**EXERCISE REQUIREMENTS**
Pictures stay out of the copy; set down each line of the listing below exactly.

**SUPPLIED RECORDS**
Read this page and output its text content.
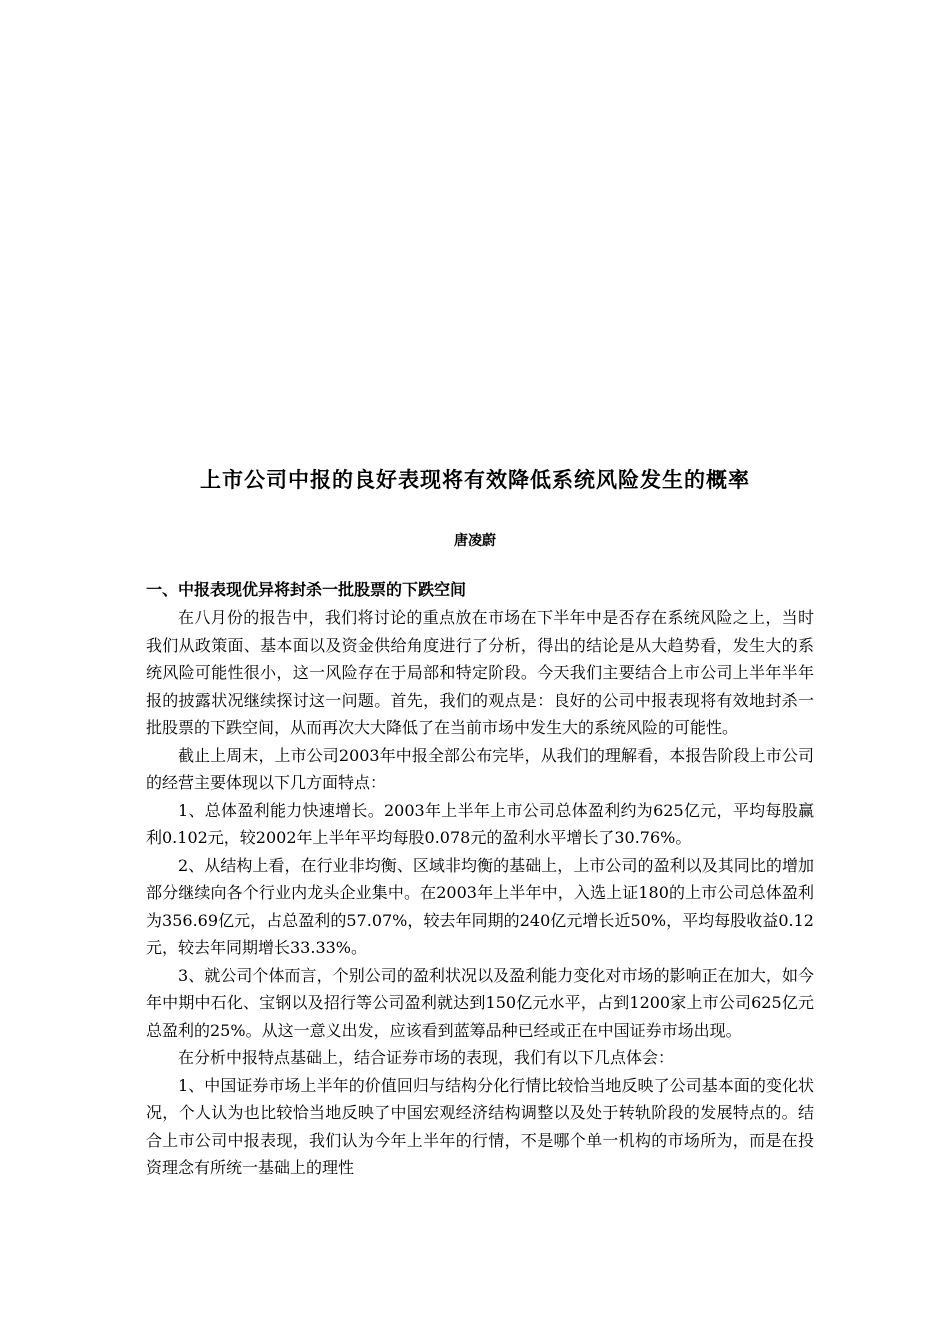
上市公司中报的良好表现将有效降低系统风险发生的概率

唐凌蔚

一、中报表现优异将封杀一批股票的下跌空间

在八月份的报告中，我们将讨论的重点放在市场在下半年中是否存在系统风险之上，当时我们从政策面、基本面以及资金供给角度进行了分析，得出的结论是从大趋势看，发生大的系统风险可能性很小，这一风险存在于局部和特定阶段。今天我们主要结合上市公司上半年半年报的披露状况继续探讨这一问题。首先，我们的观点是：良好的公司中报表现将有效地封杀一批股票的下跌空间，从而再次大大降低了在当前市场中发生大的系统风险的可能性。

截止上周末，上市公司2003年中报全部公布完毕，从我们的理解看，本报告阶段上市公司的经营主要体现以下几方面特点：

1、总体盈利能力快速增长。2003年上半年上市公司总体盈利约为625亿元，平均每股赢利0.102元，较2002年上半年平均每股0.078元的盈利水平增长了30.76%。

2、从结构上看，在行业非均衡、区域非均衡的基础上，上市公司的盈利以及其同比的增加部分继续向各个行业内龙头企业集中。在2003年上半年中，入选上证180的上市公司总体盈利为356.69亿元，占总盈利的57.07%，较去年同期的240亿元增长近50%，平均每股收益0.12元，较去年同期增长33.33%。

3、就公司个体而言，个别公司的盈利状况以及盈利能力变化对市场的影响正在加大，如今年中期中石化、宝钢以及招行等公司盈利就达到150亿元水平，占到1200家上市公司625亿元总盈利的25%。从这一意义出发，应该看到蓝筹品种已经或正在中国证券市场出现。

在分析中报特点基础上，结合证券市场的表现，我们有以下几点体会：

1、中国证券市场上半年的价值回归与结构分化行情比较恰当地反映了公司基本面的变化状况，个人认为也比较恰当地反映了中国宏观经济结构调整以及处于转轨阶段的发展特点的。结合上市公司中报表现，我们认为今年上半年的行情，不是哪个单一机构的市场所为，而是在投资理念有所统一基础上的理性
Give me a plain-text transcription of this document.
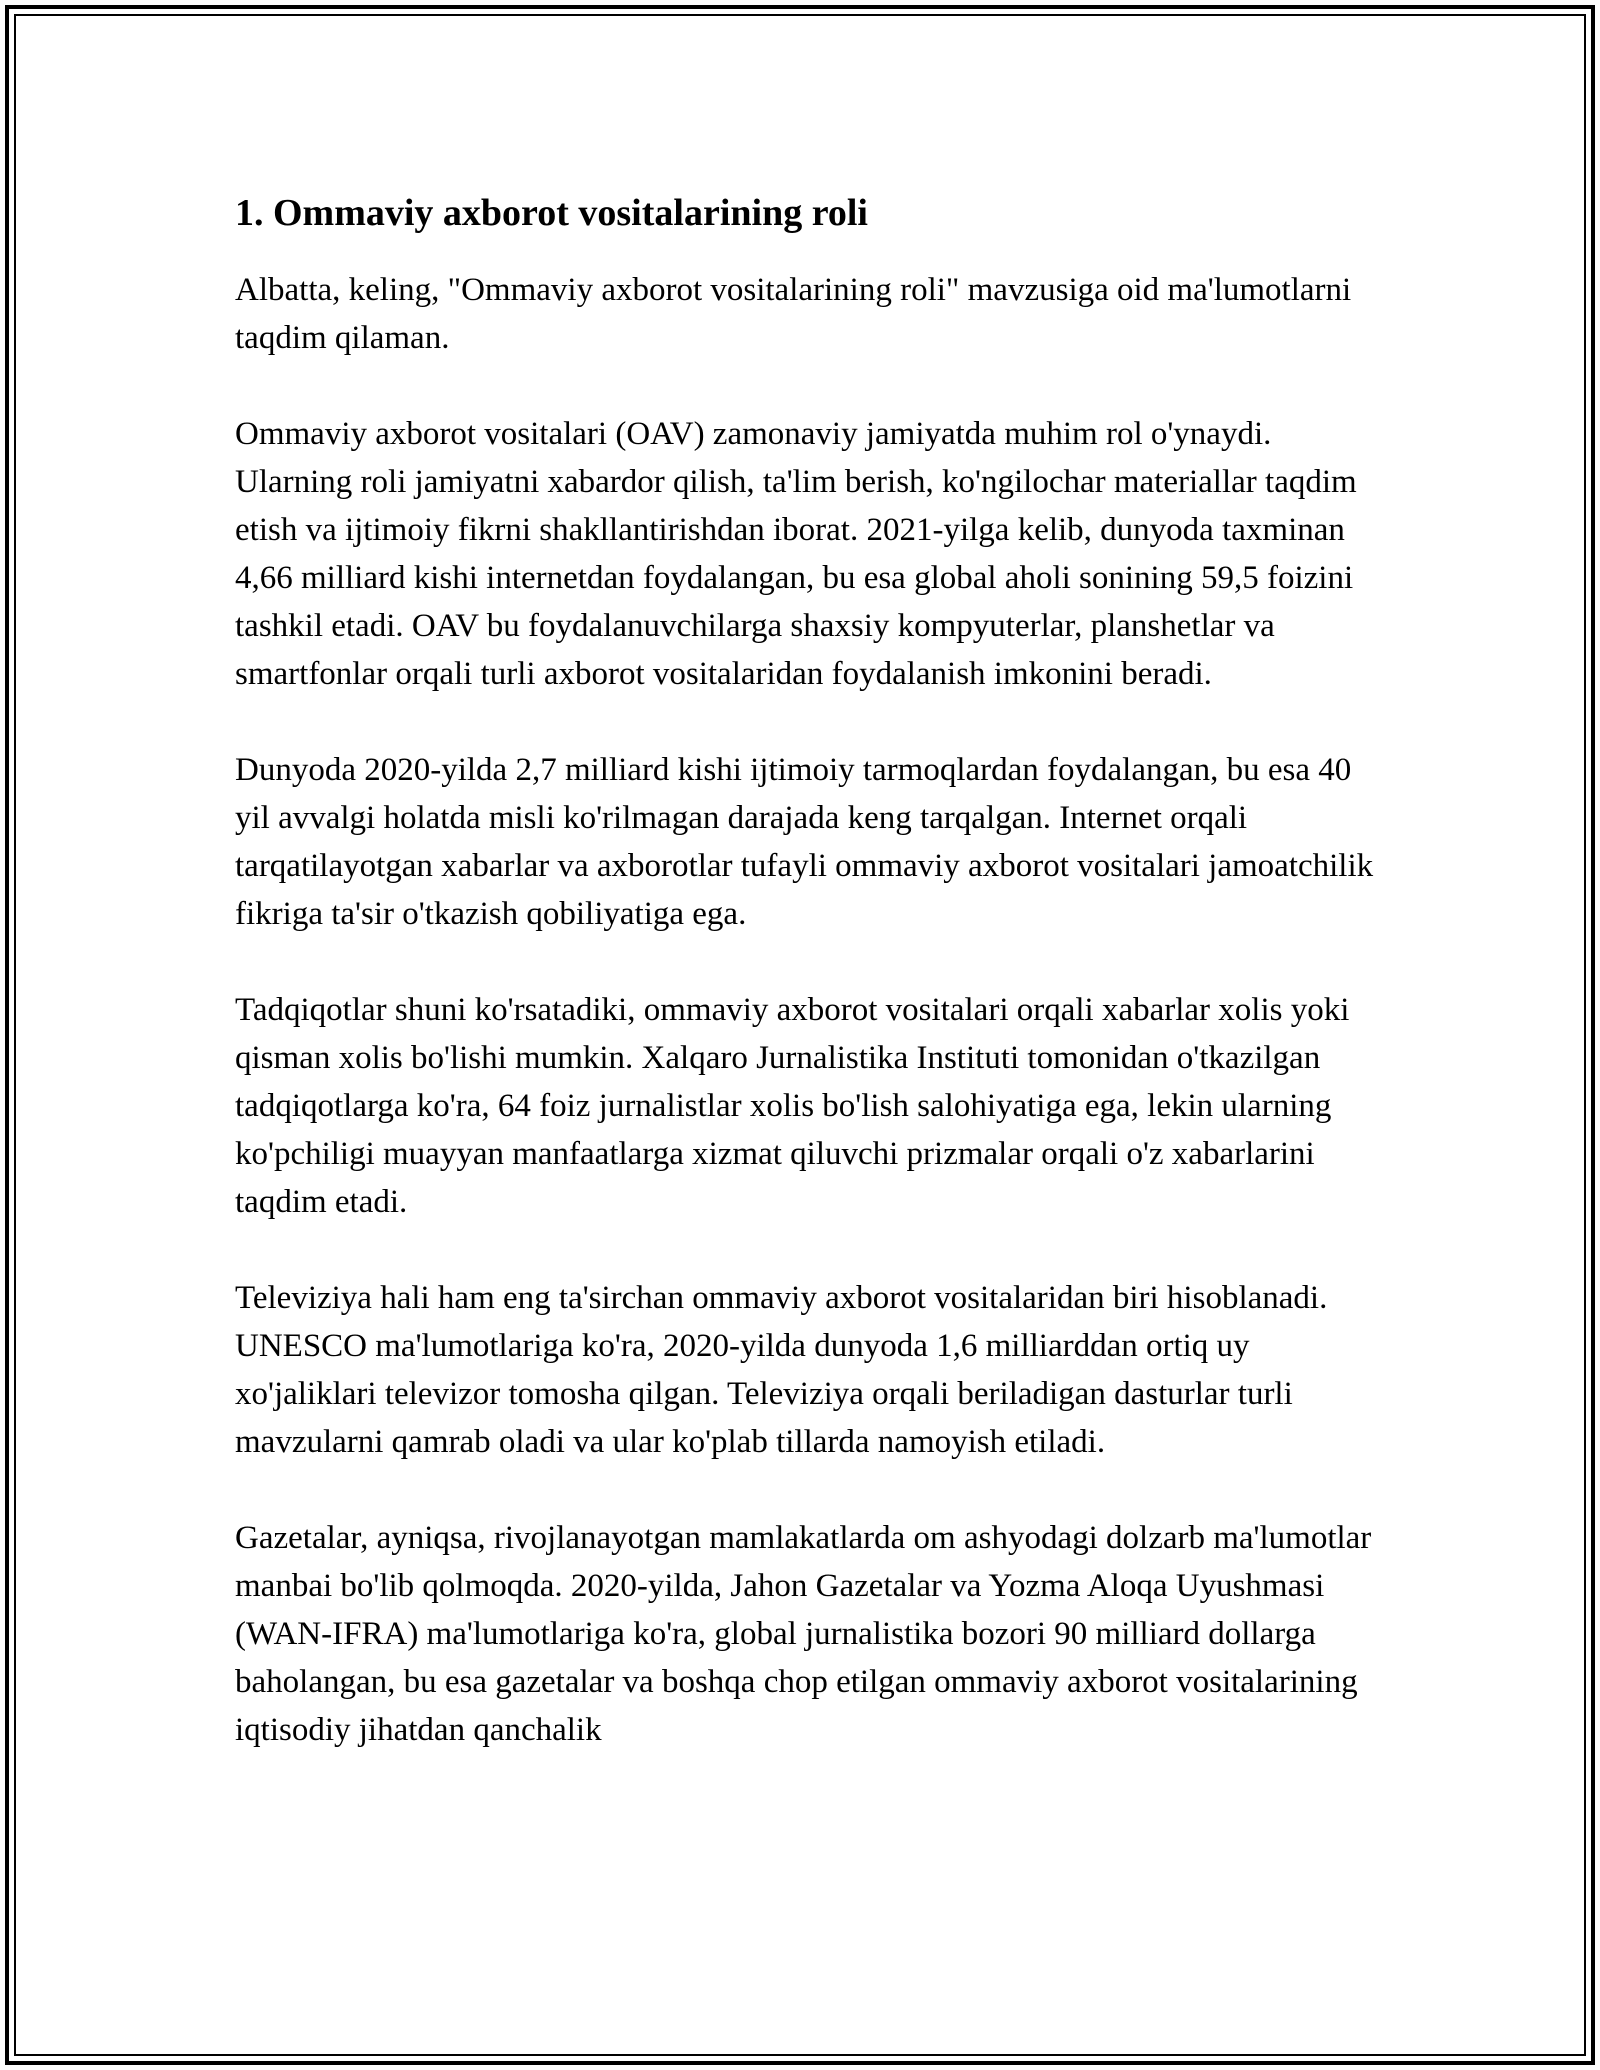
1. Ommaviy axborot vositalarining roli

Albatta, keling, "Ommaviy axborot vositalarining roli" mavzusiga oid ma'lumotlarni taqdim qilaman.

Ommaviy axborot vositalari (OAV) zamonaviy jamiyatda muhim rol o'ynaydi. Ularning roli jamiyatni xabardor qilish, ta'lim berish, ko'ngilochar materiallar taqdim etish va ijtimoiy fikrni shakllantirishdan iborat. 2021-yilga kelib, dunyoda taxminan 4,66 milliard kishi internetdan foydalangan, bu esa global aholi sonining 59,5 foizini tashkil etadi. OAV bu foydalanuvchilarga shaxsiy kompyuterlar, planshetlar va smartfonlar orqali turli axborot vositalaridan foydalanish imkonini beradi.

Dunyoda 2020-yilda 2,7 milliard kishi ijtimoiy tarmoqlardan foydalangan, bu esa 40 yil avvalgi holatda misli ko'rilmagan darajada keng tarqalgan. Internet orqali tarqatilayotgan xabarlar va axborotlar tufayli ommaviy axborot vositalari jamoatchilik fikriga ta'sir o'tkazish qobiliyatiga ega.

Tadqiqotlar shuni ko'rsatadiki, ommaviy axborot vositalari orqali xabarlar xolis yoki qisman xolis bo'lishi mumkin. Xalqaro Jurnalistika Instituti tomonidan o'tkazilgan tadqiqotlarga ko'ra, 64 foiz jurnalistlar xolis bo'lish salohiyatiga ega, lekin ularning ko'pchiligi muayyan manfaatlarga xizmat qiluvchi prizmalar orqali o'z xabarlarini taqdim etadi.

Televiziya hali ham eng ta'sirchan ommaviy axborot vositalaridan biri hisoblanadi. UNESCO ma'lumotlariga ko'ra, 2020-yilda dunyoda 1,6 milliarddan ortiq uy xo'jaliklari televizor tomosha qilgan. Televiziya orqali beriladigan dasturlar turli mavzularni qamrab oladi va ular ko'plab tillarda namoyish etiladi.

Gazetalar, ayniqsa, rivojlanayotgan mamlakatlarda om ashyodagi dolzarb ma'lumotlar manbai bo'lib qolmoqda. 2020-yilda, Jahon Gazetalar va Yozma Aloqa Uyushmasi (WAN-IFRA) ma'lumotlariga ko'ra, global jurnalistika bozori 90 milliard dollarga baholangan, bu esa gazetalar va boshqa chop etilgan ommaviy axborot vositalarining iqtisodiy jihatdan qanchalik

**THE REPLY**
Read this page and output its text content.
上市公司中报的良好表现将有效降低系统风险发生的概率

唐凌蔚

一、中报表现优异将封杀一批股票的下跌空间

在八月份的报告中，我们将讨论的重点放在市场在下半年中是否存在系统风险之上，当时我们从政策面、基本面以及资金供给角度进行了分析，得出的结论是从大趋势看，发生大的系统风险可能性很小，这一风险存在于局部和特定阶段。今天我们主要结合上市公司上半年半年报的披露状况继续探讨这一问题。首先，我们的观点是：良好的公司中报表现将有效地封杀一批股票的下跌空间，从而再次大大降低了在当前市场中发生大的系统风险的可能性。

截止上周末，上市公司2003年中报全部公布完毕，从我们的理解看，本报告阶段上市公司的经营主要体现以下几方面特点：

1、总体盈利能力快速增长。2003年上半年上市公司总体盈利约为625亿元，平均每股赢利0.102元，较2002年上半年平均每股0.078元的盈利水平增长了30.76%。

2、从结构上看，在行业非均衡、区域非均衡的基础上，上市公司的盈利以及其同比的增加部分继续向各个行业内龙头企业集中。在2003年上半年中，入选上证180的上市公司总体盈利为356.69亿元，占总盈利的57.07%，较去年同期的240亿元增长近50%，平均每股收益0.12元，较去年同期增长33.33%。

3、就公司个体而言，个别公司的盈利状况以及盈利能力变化对市场的影响正在加大，如今年中期中石化、宝钢以及招行等公司盈利就达到150亿元水平，占到1200家上市公司625亿元总盈利的25%。从这一意义出发，应该看到蓝筹品种已经或正在中国证券市场出现。

在分析中报特点基础上，结合证券市场的表现，我们有以下几点体会：

1、中国证券市场上半年的价值回归与结构分化行情比较恰当地反映了公司基本面的变化状况，个人认为也比较恰当地反映了中国宏观经济结构调整以及处于转轨阶段的发展特点的。结合上市公司中报表现，我们认为今年上半年的行情，不是哪个单一机构的市场所为，而是在投资理念有所统一基础上的理性
Give me a plain-text transcription of this document.
1. Ommaviy axborot vositalarining roli

Albatta, keling, "Ommaviy axborot vositalarining roli" mavzusiga oid ma'lumotlarni taqdim qilaman.

Ommaviy axborot vositalari (OAV) zamonaviy jamiyatda muhim rol o'ynaydi. Ularning roli jamiyatni xabardor qilish, ta'lim berish, ko'ngilochar materiallar taqdim etish va ijtimoiy fikrni shakllantirishdan iborat. 2021-yilga kelib, dunyoda taxminan 4,66 milliard kishi internetdan foydalangan, bu esa global aholi sonining 59,5 foizini tashkil etadi. OAV bu foydalanuvchilarga shaxsiy kompyuterlar, planshetlar va smartfonlar orqali turli axborot vositalaridan foydalanish imkonini beradi.

Dunyoda 2020-yilda 2,7 milliard kishi ijtimoiy tarmoqlardan foydalangan, bu esa 40 yil avvalgi holatda misli ko'rilmagan darajada keng tarqalgan. Internet orqali tarqatilayotgan xabarlar va axborotlar tufayli ommaviy axborot vositalari jamoatchilik fikriga ta'sir o'tkazish qobiliyatiga ega.

Tadqiqotlar shuni ko'rsatadiki, ommaviy axborot vositalari orqali xabarlar xolis yoki qisman xolis bo'lishi mumkin. Xalqaro Jurnalistika Instituti tomonidan o'tkazilgan tadqiqotlarga ko'ra, 64 foiz jurnalistlar xolis bo'lish salohiyatiga ega, lekin ularning ko'pchiligi muayyan manfaatlarga xizmat qiluvchi prizmalar orqali o'z xabarlarini taqdim etadi.

Televiziya hali ham eng ta'sirchan ommaviy axborot vositalaridan biri hisoblanadi. UNESCO ma'lumotlariga ko'ra, 2020-yilda dunyoda 1,6 milliarddan ortiq uy xo'jaliklari televizor tomosha qilgan. Televiziya orqali beriladigan dasturlar turli mavzularni qamrab oladi va ular ko'plab tillarda namoyish etiladi.

Gazetalar, ayniqsa, rivojlanayotgan mamlakatlarda om ashyodagi dolzarb ma'lumotlar manbai bo'lib qolmoqda. 2020-yilda, Jahon Gazetalar va Yozma Aloqa Uyushmasi (WAN-IFRA) ma'lumotlariga ko'ra, global jurnalistika bozori 90 milliard dollarga baholangan, bu esa gazetalar va boshqa chop etilgan ommaviy axborot vositalarining iqtisodiy jihatdan qanchalik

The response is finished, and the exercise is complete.